» **SET EXERCISE**
Report the count of lines below in which the string "this" occurs; include nothing else.

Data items
** start **

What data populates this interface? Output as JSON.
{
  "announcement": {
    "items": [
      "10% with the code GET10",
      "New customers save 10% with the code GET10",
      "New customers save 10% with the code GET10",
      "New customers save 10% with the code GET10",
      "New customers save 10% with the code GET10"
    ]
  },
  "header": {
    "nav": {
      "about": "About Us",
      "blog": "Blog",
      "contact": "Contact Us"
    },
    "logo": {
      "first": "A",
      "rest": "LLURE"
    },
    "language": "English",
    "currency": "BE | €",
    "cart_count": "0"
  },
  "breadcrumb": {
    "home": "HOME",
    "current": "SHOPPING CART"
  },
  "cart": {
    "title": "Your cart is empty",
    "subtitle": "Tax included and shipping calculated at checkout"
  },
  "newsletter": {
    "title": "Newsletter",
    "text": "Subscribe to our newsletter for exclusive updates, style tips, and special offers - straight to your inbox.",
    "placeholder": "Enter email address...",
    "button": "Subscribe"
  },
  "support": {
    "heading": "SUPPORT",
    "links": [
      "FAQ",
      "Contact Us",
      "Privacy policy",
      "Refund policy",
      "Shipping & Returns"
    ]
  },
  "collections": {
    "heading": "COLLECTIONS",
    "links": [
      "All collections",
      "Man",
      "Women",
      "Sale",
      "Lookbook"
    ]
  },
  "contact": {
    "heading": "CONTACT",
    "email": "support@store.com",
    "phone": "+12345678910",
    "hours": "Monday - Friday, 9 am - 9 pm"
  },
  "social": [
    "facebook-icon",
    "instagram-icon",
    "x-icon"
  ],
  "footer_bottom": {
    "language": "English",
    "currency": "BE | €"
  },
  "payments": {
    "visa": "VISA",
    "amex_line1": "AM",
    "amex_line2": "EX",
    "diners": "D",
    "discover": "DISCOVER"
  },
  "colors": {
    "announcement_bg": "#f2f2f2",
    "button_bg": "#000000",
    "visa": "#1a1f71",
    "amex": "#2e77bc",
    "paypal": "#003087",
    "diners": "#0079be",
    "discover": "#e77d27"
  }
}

** end **
** start **

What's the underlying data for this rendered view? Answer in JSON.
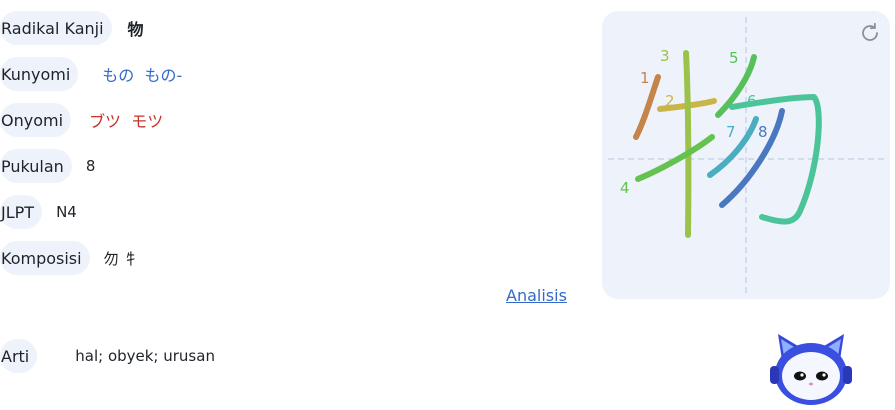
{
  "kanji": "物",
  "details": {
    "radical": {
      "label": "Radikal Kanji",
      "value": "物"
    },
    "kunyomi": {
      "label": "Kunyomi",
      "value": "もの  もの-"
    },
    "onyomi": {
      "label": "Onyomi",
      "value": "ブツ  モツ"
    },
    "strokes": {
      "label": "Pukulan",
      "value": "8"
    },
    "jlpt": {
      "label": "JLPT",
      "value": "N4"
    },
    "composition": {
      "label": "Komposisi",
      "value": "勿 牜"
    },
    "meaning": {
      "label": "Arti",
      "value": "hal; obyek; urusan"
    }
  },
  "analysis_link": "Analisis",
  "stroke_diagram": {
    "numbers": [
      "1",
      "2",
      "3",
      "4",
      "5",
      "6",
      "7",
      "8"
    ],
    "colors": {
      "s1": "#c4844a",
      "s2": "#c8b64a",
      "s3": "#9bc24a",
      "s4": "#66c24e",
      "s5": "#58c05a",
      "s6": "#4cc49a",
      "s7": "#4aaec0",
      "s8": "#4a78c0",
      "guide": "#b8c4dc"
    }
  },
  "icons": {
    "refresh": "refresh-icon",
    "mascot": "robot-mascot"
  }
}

** end **
** start **

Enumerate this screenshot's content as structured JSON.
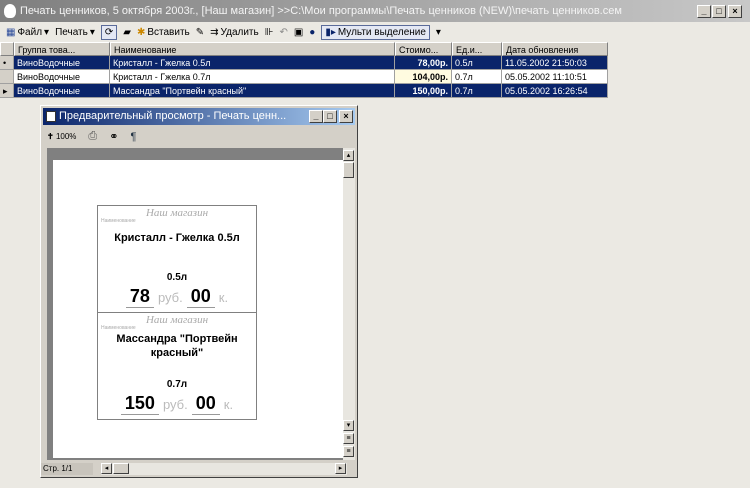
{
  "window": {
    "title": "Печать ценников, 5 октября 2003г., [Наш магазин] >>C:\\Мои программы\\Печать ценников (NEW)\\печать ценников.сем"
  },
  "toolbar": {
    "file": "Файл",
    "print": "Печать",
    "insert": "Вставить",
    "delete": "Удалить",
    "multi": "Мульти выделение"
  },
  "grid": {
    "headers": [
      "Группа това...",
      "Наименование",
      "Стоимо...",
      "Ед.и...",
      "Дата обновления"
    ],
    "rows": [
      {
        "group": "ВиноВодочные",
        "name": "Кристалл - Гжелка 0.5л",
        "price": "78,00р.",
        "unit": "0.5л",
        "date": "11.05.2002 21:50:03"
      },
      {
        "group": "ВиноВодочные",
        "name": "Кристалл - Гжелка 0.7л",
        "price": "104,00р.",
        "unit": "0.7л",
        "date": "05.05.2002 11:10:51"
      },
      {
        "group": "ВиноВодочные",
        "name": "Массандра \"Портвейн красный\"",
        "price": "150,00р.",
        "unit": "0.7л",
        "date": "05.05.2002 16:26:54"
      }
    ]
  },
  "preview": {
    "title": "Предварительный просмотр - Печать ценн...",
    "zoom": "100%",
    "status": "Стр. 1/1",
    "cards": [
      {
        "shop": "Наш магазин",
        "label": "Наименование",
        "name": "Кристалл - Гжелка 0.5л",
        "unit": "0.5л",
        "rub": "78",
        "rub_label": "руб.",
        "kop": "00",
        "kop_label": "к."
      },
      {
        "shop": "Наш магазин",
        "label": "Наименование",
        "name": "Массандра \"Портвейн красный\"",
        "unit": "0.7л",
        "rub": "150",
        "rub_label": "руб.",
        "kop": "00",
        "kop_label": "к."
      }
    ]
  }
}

** end **

» **TASK RESPONSE**
3